WHAT NEEDS TO BE DONE:
Copy out all the records exactly.

DATA PROVIDED:
--------

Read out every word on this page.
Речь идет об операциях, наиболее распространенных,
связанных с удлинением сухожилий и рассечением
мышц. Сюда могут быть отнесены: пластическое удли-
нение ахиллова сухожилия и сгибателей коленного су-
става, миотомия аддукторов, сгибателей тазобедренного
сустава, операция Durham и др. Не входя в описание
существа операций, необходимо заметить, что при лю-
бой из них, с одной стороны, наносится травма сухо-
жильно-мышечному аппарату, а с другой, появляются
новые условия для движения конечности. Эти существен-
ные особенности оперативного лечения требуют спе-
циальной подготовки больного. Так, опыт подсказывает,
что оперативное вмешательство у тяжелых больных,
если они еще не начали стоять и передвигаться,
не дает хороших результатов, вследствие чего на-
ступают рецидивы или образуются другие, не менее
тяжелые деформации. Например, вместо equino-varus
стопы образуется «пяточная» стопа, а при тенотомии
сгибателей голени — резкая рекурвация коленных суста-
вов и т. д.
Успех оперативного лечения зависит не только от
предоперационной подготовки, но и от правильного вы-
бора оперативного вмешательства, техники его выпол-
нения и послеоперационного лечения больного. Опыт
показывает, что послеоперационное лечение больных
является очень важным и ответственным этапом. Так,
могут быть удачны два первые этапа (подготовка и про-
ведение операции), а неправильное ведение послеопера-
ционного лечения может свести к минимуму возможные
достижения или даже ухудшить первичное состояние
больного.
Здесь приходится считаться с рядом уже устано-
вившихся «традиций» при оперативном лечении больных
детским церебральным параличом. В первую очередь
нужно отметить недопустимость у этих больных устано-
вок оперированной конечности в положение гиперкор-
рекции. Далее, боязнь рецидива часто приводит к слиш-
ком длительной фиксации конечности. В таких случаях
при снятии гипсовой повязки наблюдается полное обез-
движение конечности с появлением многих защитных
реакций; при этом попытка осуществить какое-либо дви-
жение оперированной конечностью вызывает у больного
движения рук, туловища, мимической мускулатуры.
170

--------

SOLVED PROBLEM:
Read out every word on this page.
Речь идет об операциях, наиболее распространенных,
связанных с удлинением сухожилий и рассечением
мышц. Сюда могут быть отнесены: пластическое удли-
нение ахиллова сухожилия и сгибателей коленного су-
става, миотомия аддукторов, сгибателей тазобедренного
сустава, операция Durham и др. Не входя в описание
существа операций, необходимо заметить, что при лю-
бой из них, с одной стороны, наносится травма сухо-
жильно-мышечному аппарату, а с другой, появляются
новые условия для движения конечности. Эти существен-
ные особенности оперативного лечения требуют спе-
циальной подготовки больного. Так, опыт подсказывает,
что оперативное вмешательство у тяжелых больных,
если они еще не начали стоять и передвигаться,
не дает хороших результатов, вследствие чего на-
ступают рецидивы или образуются другие, не менее
тяжелые деформации. Например, вместо equino-varus
стопы образуется «пяточная» стопа, а при тенотомии
сгибателей голени — резкая рекурвация коленных суста-
вов и т. д.
Успех оперативного лечения зависит не только от
предоперационной подготовки, но и от правильного вы-
бора оперативного вмешательства, техники его выпол-
нения и послеоперационного лечения больного. Опыт
показывает, что послеоперационное лечение больных
является очень важным и ответственным этапом. Так,
могут быть удачны два первые этапа (подготовка и про-
ведение операции), а неправильное ведение послеопера-
ционного лечения может свести к минимуму возможные
достижения или даже ухудшить первичное состояние
больного.
Здесь приходится считаться с рядом уже устано-
вившихся «традиций» при оперативном лечении больных
детским церебральным параличом. В первую очередь
нужно отметить недопустимость у этих больных устано-
вок оперированной конечности в положение гиперкор-
рекции. Далее, боязнь рецидива часто приводит к слиш-
ком длительной фиксации конечности. В таких случаях
при снятии гипсовой повязки наблюдается полное обез-
движение конечности с появлением многих защитных
реакций; при этом попытка осуществить какое-либо дви-
жение оперированной конечностью вызывает у больного
движения рук, туловища, мимической мускулатуры.
170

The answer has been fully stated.